Source data
────

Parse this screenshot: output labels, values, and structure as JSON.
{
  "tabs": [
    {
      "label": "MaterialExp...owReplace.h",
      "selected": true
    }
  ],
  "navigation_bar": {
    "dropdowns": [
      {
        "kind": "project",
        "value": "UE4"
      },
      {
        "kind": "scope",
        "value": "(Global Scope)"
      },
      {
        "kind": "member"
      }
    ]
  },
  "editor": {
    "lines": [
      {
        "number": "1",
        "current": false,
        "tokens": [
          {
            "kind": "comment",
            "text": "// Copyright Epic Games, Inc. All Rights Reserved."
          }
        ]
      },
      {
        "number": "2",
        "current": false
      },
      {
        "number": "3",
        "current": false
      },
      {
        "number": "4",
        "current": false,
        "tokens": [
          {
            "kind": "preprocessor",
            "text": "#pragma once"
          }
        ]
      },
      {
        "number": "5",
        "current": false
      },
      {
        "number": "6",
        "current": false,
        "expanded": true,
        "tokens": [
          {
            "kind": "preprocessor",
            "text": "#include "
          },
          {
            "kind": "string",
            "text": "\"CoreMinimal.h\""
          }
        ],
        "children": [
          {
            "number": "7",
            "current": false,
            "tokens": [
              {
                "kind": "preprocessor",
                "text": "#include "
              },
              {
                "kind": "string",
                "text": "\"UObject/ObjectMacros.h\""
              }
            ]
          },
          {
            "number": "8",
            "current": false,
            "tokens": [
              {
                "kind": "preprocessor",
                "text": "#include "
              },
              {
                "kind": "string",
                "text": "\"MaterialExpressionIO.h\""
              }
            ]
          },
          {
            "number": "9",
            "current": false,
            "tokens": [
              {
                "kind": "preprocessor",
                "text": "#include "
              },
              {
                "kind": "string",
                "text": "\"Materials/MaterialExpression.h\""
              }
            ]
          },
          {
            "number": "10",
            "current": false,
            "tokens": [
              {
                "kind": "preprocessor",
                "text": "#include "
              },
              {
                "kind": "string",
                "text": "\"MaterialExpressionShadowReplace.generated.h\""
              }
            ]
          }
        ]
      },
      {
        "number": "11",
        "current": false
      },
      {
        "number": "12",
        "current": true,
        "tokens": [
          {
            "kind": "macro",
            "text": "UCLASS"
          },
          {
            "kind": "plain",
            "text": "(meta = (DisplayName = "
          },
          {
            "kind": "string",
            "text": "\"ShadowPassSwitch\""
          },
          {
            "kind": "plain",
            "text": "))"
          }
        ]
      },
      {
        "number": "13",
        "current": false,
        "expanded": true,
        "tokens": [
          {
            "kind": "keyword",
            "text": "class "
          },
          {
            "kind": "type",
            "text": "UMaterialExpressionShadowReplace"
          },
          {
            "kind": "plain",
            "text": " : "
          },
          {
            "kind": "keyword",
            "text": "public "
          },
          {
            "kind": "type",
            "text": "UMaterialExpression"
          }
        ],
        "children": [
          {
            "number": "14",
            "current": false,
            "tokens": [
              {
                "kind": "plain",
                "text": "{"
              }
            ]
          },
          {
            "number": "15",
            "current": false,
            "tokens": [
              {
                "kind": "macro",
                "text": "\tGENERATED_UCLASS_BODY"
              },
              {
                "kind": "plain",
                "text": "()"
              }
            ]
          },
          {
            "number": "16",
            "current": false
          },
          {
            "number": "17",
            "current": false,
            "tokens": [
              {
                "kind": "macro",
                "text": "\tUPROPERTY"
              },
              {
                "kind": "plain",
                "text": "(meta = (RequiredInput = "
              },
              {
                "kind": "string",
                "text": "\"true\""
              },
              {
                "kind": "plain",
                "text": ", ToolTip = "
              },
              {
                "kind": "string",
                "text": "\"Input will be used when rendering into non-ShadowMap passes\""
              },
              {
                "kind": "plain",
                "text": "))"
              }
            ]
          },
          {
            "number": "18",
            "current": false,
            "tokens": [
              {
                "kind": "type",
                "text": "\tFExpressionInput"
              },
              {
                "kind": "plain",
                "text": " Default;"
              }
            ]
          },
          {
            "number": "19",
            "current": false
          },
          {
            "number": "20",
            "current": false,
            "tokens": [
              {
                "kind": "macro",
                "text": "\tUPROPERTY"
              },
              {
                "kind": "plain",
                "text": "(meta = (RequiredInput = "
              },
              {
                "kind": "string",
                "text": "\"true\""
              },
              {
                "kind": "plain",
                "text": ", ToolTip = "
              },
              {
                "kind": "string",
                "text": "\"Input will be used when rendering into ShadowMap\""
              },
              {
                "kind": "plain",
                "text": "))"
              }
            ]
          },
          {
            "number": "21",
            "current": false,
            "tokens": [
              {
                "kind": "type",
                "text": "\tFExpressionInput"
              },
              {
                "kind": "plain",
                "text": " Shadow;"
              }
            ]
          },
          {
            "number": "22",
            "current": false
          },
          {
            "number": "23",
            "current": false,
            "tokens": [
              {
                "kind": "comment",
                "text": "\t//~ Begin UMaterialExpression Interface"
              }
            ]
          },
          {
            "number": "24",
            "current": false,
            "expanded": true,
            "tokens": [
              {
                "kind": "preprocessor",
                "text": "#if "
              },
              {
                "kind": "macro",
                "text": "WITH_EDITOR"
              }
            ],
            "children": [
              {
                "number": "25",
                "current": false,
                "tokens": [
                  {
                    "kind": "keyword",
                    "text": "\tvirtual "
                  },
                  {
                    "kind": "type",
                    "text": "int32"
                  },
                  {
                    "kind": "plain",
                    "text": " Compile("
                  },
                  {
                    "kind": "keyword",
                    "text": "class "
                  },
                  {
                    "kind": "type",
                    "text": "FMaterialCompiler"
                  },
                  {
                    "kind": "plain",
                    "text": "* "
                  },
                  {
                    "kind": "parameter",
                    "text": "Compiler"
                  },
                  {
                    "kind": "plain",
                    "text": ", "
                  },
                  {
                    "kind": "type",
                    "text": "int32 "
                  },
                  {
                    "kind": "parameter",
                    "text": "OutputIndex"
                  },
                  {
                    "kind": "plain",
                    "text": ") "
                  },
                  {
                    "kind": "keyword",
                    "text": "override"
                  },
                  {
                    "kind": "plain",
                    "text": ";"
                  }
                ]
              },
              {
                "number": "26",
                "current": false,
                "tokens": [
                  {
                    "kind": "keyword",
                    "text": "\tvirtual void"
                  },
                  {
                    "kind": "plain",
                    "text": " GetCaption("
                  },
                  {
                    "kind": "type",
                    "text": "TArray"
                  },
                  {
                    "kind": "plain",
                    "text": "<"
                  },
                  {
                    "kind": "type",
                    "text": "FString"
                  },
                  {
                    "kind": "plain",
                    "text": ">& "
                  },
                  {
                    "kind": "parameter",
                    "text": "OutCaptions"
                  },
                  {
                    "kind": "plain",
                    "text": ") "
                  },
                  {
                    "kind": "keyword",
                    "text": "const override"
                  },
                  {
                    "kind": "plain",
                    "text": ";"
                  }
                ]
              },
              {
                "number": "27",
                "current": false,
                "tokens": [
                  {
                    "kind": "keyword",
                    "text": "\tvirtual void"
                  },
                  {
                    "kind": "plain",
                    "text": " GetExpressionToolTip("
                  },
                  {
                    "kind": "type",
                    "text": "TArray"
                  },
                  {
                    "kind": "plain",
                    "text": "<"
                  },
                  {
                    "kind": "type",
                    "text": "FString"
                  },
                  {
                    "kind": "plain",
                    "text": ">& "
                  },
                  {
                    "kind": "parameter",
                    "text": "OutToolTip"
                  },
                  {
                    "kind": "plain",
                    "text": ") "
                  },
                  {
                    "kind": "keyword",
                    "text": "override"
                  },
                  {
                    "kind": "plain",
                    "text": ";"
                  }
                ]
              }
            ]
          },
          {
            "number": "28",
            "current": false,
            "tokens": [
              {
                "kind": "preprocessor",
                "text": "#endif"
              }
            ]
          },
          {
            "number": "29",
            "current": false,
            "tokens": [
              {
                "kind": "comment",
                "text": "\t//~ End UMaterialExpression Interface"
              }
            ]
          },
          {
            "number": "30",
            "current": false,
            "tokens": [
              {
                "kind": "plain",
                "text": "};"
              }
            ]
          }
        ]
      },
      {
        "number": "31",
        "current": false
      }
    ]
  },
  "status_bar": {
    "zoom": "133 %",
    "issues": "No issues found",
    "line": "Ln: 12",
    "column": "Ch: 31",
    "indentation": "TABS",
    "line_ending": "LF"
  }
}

────

What this task involves — Read the entries above, then pull out the lines that include "true".

Task answer —
      "selected": true
        "expanded": true,
        "current": true,
        "expanded": true,
                "text": "\"true\""
                "text": "\"true\""
            "expanded": true,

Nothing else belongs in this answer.